→ **Work to do**
Collect each line holding the string "JSON".

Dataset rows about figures
━━━━━━━━━━━━━━━━━━━━━━━━━━━━━━
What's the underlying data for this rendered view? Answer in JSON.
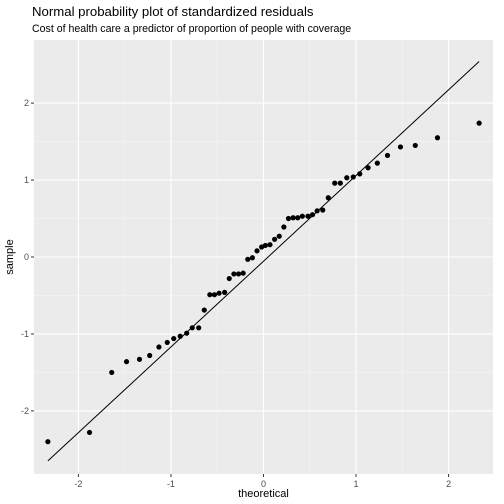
{
  "chart_data": {
    "type": "scatter",
    "title": "Normal probability plot of standardized residuals",
    "subtitle": "Cost of health care a predictor of proportion of people with coverage",
    "xlabel": "theoretical",
    "ylabel": "sample",
    "xlim": [
      -2.48,
      2.48
    ],
    "ylim": [
      -2.82,
      2.82
    ],
    "x_ticks": [
      -2,
      -1,
      0,
      1,
      2
    ],
    "x_tick_labels": [
      "-2",
      "-1",
      "0",
      "1",
      "2"
    ],
    "y_ticks": [
      -2,
      -1,
      0,
      1,
      2
    ],
    "y_tick_labels": [
      "-2",
      "-1",
      "0",
      "1",
      "2"
    ],
    "grid": true,
    "reference_line": {
      "x": [
        -2.33,
        2.33
      ],
      "y": [
        -2.65,
        2.54
      ]
    },
    "points": [
      {
        "x": -2.33,
        "y": -2.4
      },
      {
        "x": -1.88,
        "y": -2.28
      },
      {
        "x": -1.64,
        "y": -1.5
      },
      {
        "x": -1.48,
        "y": -1.36
      },
      {
        "x": -1.34,
        "y": -1.33
      },
      {
        "x": -1.23,
        "y": -1.28
      },
      {
        "x": -1.13,
        "y": -1.17
      },
      {
        "x": -1.04,
        "y": -1.11
      },
      {
        "x": -0.97,
        "y": -1.06
      },
      {
        "x": -0.9,
        "y": -1.03
      },
      {
        "x": -0.83,
        "y": -0.99
      },
      {
        "x": -0.77,
        "y": -0.92
      },
      {
        "x": -0.7,
        "y": -0.92
      },
      {
        "x": -0.64,
        "y": -0.69
      },
      {
        "x": -0.58,
        "y": -0.49
      },
      {
        "x": -0.53,
        "y": -0.49
      },
      {
        "x": -0.48,
        "y": -0.47
      },
      {
        "x": -0.42,
        "y": -0.46
      },
      {
        "x": -0.37,
        "y": -0.28
      },
      {
        "x": -0.32,
        "y": -0.22
      },
      {
        "x": -0.27,
        "y": -0.22
      },
      {
        "x": -0.22,
        "y": -0.21
      },
      {
        "x": -0.17,
        "y": -0.03
      },
      {
        "x": -0.12,
        "y": -0.01
      },
      {
        "x": -0.07,
        "y": 0.08
      },
      {
        "x": -0.02,
        "y": 0.13
      },
      {
        "x": 0.02,
        "y": 0.15
      },
      {
        "x": 0.07,
        "y": 0.16
      },
      {
        "x": 0.12,
        "y": 0.23
      },
      {
        "x": 0.17,
        "y": 0.27
      },
      {
        "x": 0.22,
        "y": 0.39
      },
      {
        "x": 0.27,
        "y": 0.5
      },
      {
        "x": 0.32,
        "y": 0.51
      },
      {
        "x": 0.37,
        "y": 0.51
      },
      {
        "x": 0.42,
        "y": 0.53
      },
      {
        "x": 0.48,
        "y": 0.53
      },
      {
        "x": 0.53,
        "y": 0.55
      },
      {
        "x": 0.58,
        "y": 0.6
      },
      {
        "x": 0.64,
        "y": 0.61
      },
      {
        "x": 0.7,
        "y": 0.77
      },
      {
        "x": 0.77,
        "y": 0.96
      },
      {
        "x": 0.83,
        "y": 0.96
      },
      {
        "x": 0.9,
        "y": 1.03
      },
      {
        "x": 0.97,
        "y": 1.04
      },
      {
        "x": 1.04,
        "y": 1.08
      },
      {
        "x": 1.13,
        "y": 1.16
      },
      {
        "x": 1.23,
        "y": 1.22
      },
      {
        "x": 1.34,
        "y": 1.32
      },
      {
        "x": 1.48,
        "y": 1.43
      },
      {
        "x": 1.64,
        "y": 1.45
      },
      {
        "x": 1.88,
        "y": 1.55
      },
      {
        "x": 2.33,
        "y": 1.74
      }
    ],
    "colors": {
      "panel_background": "#ebebeb",
      "major_grid": "#ffffff",
      "minor_grid": "#f5f5f5",
      "points": "#000000",
      "reference_line": "#000000"
    }
  }
}
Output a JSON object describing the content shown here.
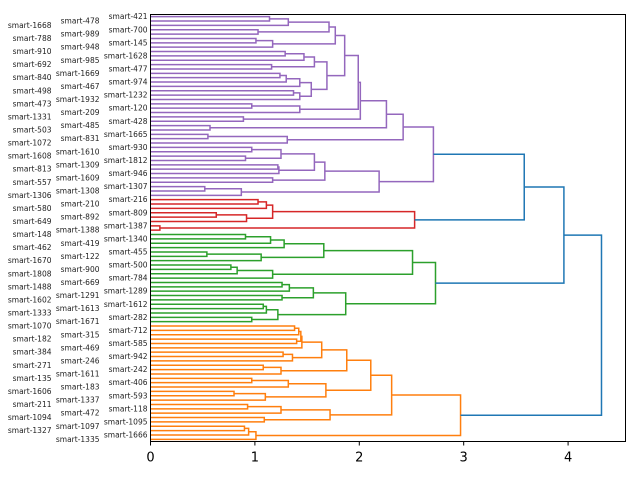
{
  "chart_data": {
    "type": "dendrogram",
    "orientation": "right",
    "title": "",
    "xlabel": "",
    "ylabel": "",
    "xlim": [
      0,
      4.55
    ],
    "xticks": [
      "0",
      "1",
      "2",
      "3",
      "4"
    ],
    "grid": false,
    "above_threshold_color": "#1f77b4",
    "root": [
      4.32,
      [
        3.96,
        [
          3.58,
          "c0",
          "c1"
        ],
        "c2"
      ],
      "c3"
    ],
    "clusters": {
      "c0": {
        "color": "#9467bd",
        "tree": [
          2.71,
          [
            2.42,
            [
              2.26,
              [
                2.01,
                [
                  1.99,
                  [
                    1.86,
                    [
                      1.77,
                      [
                        1.71,
                        [
                          1.32,
                          [
                            1.14,
                            "smart-421",
                            "smart-478"
                          ],
                          "smart-1668"
                        ],
                        [
                          1.03,
                          "smart-700",
                          "smart-989"
                        ]
                      ],
                      [
                        1.17,
                        [
                          1.01,
                          "smart-788",
                          "smart-145"
                        ],
                        "smart-948"
                      ]
                    ],
                    [
                      1.69,
                      [
                        1.57,
                        [
                          1.47,
                          [
                            1.29,
                            "smart-910",
                            "smart-1628"
                          ],
                          "smart-985"
                        ],
                        [
                          1.16,
                          "smart-692",
                          "smart-477"
                        ]
                      ],
                      [
                        1.54,
                        [
                          1.43,
                          [
                            1.3,
                            [
                              1.24,
                              "smart-1669",
                              "smart-840"
                            ],
                            "smart-974"
                          ],
                          "smart-467"
                        ],
                        [
                          1.43,
                          [
                            1.37,
                            "smart-498",
                            "smart-1232"
                          ],
                          "smart-1932"
                        ]
                      ]
                    ]
                  ],
                  [
                    1.43,
                    [
                      0.97,
                      "smart-473",
                      "smart-120"
                    ],
                    "smart-209"
                  ]
                ],
                [
                  0.89,
                  "smart-1331",
                  "smart-428"
                ]
              ],
              [
                0.57,
                "smart-485",
                "smart-503"
              ]
            ],
            [
              1.31,
              [
                0.55,
                "smart-1665",
                "smart-831"
              ],
              "smart-1072"
            ]
          ],
          [
            2.19,
            [
              1.67,
              [
                1.57,
                [
                  1.25,
                  [
                    0.97,
                    "smart-930",
                    "smart-1610"
                  ],
                  [
                    0.91,
                    "smart-1608",
                    "smart-1812"
                  ]
                ],
                [
                  1.23,
                  [
                    1.22,
                    "smart-1309",
                    "smart-813"
                  ],
                  "smart-946"
                ]
              ],
              [
                1.17,
                "smart-1609",
                "smart-557"
              ]
            ],
            [
              0.87,
              [
                0.52,
                "smart-1307",
                "smart-1308"
              ],
              "smart-1306"
            ]
          ]
        ]
      },
      "c1": {
        "color": "#d62728",
        "tree": [
          2.53,
          [
            1.17,
            [
              1.11,
              [
                1.03,
                "smart-216",
                "smart-210"
              ],
              "smart-580"
            ],
            [
              0.92,
              [
                0.63,
                "smart-809",
                "smart-892"
              ],
              "smart-649"
            ]
          ],
          [
            0.09,
            "smart-1387",
            "smart-1388"
          ]
        ]
      },
      "c2": {
        "color": "#2ca02c",
        "tree": [
          2.73,
          [
            2.51,
            [
              1.66,
              [
                1.28,
                [
                  1.15,
                  [
                    0.91,
                    "smart-148",
                    "smart-1340"
                  ],
                  "smart-419"
                ],
                "smart-462"
              ],
              [
                1.06,
                [
                  0.54,
                  "smart-455",
                  "smart-122"
                ],
                "smart-1670"
              ]
            ],
            [
              1.17,
              [
                0.83,
                [
                  0.77,
                  "smart-500",
                  "smart-900"
                ],
                "smart-1808"
              ],
              "smart-784"
            ]
          ],
          [
            1.87,
            [
              1.56,
              [
                1.33,
                [
                  1.26,
                  "smart-669",
                  "smart-1488"
                ],
                "smart-1289"
              ],
              [
                1.26,
                "smart-1291",
                "smart-1602"
              ]
            ],
            [
              1.22,
              [
                1.11,
                [
                  1.08,
                  "smart-1612",
                  "smart-1613"
                ],
                "smart-1333"
              ],
              [
                0.97,
                "smart-282",
                "smart-1671"
              ]
            ]
          ]
        ]
      },
      "c3": {
        "color": "#ff7f0e",
        "tree": [
          2.97,
          [
            2.31,
            [
              2.11,
              [
                1.88,
                [
                  1.64,
                  [
                    1.45,
                    [
                      1.44,
                      [
                        1.42,
                        [
                          1.38,
                          "smart-1070",
                          "smart-712"
                        ],
                        "smart-315"
                      ],
                      [
                        1.4,
                        "smart-182",
                        "smart-585"
                      ]
                    ],
                    "smart-469"
                  ],
                  [
                    1.36,
                    [
                      1.27,
                      "smart-384",
                      "smart-942"
                    ],
                    "smart-246"
                  ]
                ],
                [
                  1.25,
                  [
                    1.08,
                    "smart-271",
                    "smart-242"
                  ],
                  "smart-1611"
                ]
              ],
              [
                1.68,
                [
                  1.32,
                  [
                    0.97,
                    "smart-135",
                    "smart-406"
                  ],
                  "smart-183"
                ],
                [
                  1.1,
                  [
                    0.8,
                    "smart-1606",
                    "smart-593"
                  ],
                  "smart-1337"
                ]
              ]
            ],
            [
              1.72,
              [
                1.25,
                [
                  0.93,
                  "smart-211",
                  "smart-118"
                ],
                "smart-472"
              ],
              [
                1.09,
                "smart-1094",
                "smart-1095"
              ]
            ]
          ],
          [
            1.01,
            [
              0.94,
              [
                0.9,
                "smart-1097",
                "smart-1327"
              ],
              "smart-1666"
            ],
            "smart-1335"
          ]
        ]
      }
    }
  }
}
━━━━━━━━━━━━━━━━━━━━━━━━━━━━━━
→ **Complete output**
What's the underlying data for this rendered view? Answer in JSON.
Output a JSON object describing the content shown here.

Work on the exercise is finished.